DIRECTIONS | Copy out the listing that follows, exactly, without its pictures.

EXTRACTED DATA |
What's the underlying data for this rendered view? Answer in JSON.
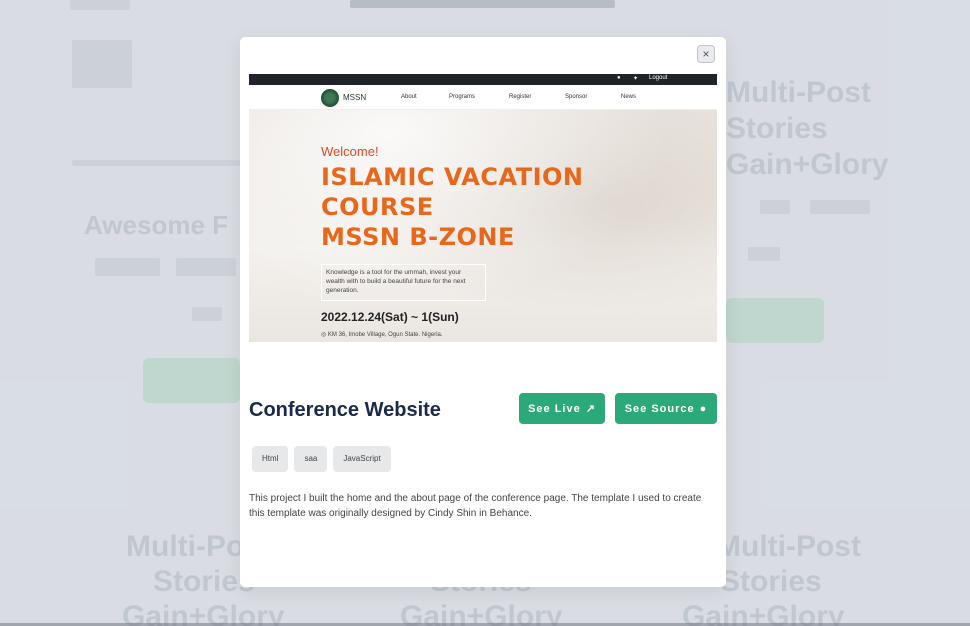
{
  "modal": {
    "close_label": "×",
    "project_title": "Conference Website",
    "see_live_label": "See Live",
    "see_source_label": "See Source",
    "tags": [
      "Html",
      "saa",
      "JavaScript"
    ],
    "description": "This project I built the home and the about page of the conference page. The template I used to create this template was originally designed by Cindy Shin in Behance."
  },
  "preview": {
    "logout": "Logout",
    "logo_text": "MSSN",
    "nav": [
      "About",
      "Programs",
      "Register",
      "Sponsor",
      "News"
    ],
    "welcome": "Welcome!",
    "title_line1": "ISLAMIC VACATION",
    "title_line2": "COURSE",
    "title_line3": "MSSN B-ZONE",
    "box_text": "Knowledge is a tool for the ummah, invest your wealth with to build a beautiful future for the next generation.",
    "date": "2022.12.24(Sat) ~ 1(Sun)",
    "location": "KM 36, Imobe Village, Ogun State. Nigeria."
  },
  "background": {
    "heading_right": [
      "Multi-Post",
      "Stories",
      "Gain+Glory"
    ],
    "heading_left_partial": "Awesome F",
    "bottom_headings": [
      "Multi-Po",
      "Stories",
      "Gain+Glory",
      "Stories",
      "Gain+Glory",
      "Multi-Post",
      "Stories",
      "Gain+Glory"
    ]
  },
  "colors": {
    "accent": "#2ba978",
    "title": "#1b2a4a",
    "hero_orange": "#e8671a"
  }
}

FULL ANSWER |
What's the underlying data for this rendered view? Answer in JSON.
{
  "modal": {
    "close_label": "×",
    "project_title": "Conference Website",
    "see_live_label": "See Live",
    "see_source_label": "See Source",
    "tags": [
      "Html",
      "saa",
      "JavaScript"
    ],
    "description": "This project I built the home and the about page of the conference page. The template I used to create this template was originally designed by Cindy Shin in Behance."
  },
  "preview": {
    "logout": "Logout",
    "logo_text": "MSSN",
    "nav": [
      "About",
      "Programs",
      "Register",
      "Sponsor",
      "News"
    ],
    "welcome": "Welcome!",
    "title_line1": "ISLAMIC VACATION",
    "title_line2": "COURSE",
    "title_line3": "MSSN B-ZONE",
    "box_text": "Knowledge is a tool for the ummah, invest your wealth with to build a beautiful future for the next generation.",
    "date": "2022.12.24(Sat) ~ 1(Sun)",
    "location": "KM 36, Imobe Village, Ogun State. Nigeria."
  },
  "background": {
    "heading_right": [
      "Multi-Post",
      "Stories",
      "Gain+Glory"
    ],
    "heading_left_partial": "Awesome F",
    "bottom_headings": [
      "Multi-Po",
      "Stories",
      "Gain+Glory",
      "Stories",
      "Gain+Glory",
      "Multi-Post",
      "Stories",
      "Gain+Glory"
    ]
  },
  "colors": {
    "accent": "#2ba978",
    "title": "#1b2a4a",
    "hero_orange": "#e8671a"
  }
}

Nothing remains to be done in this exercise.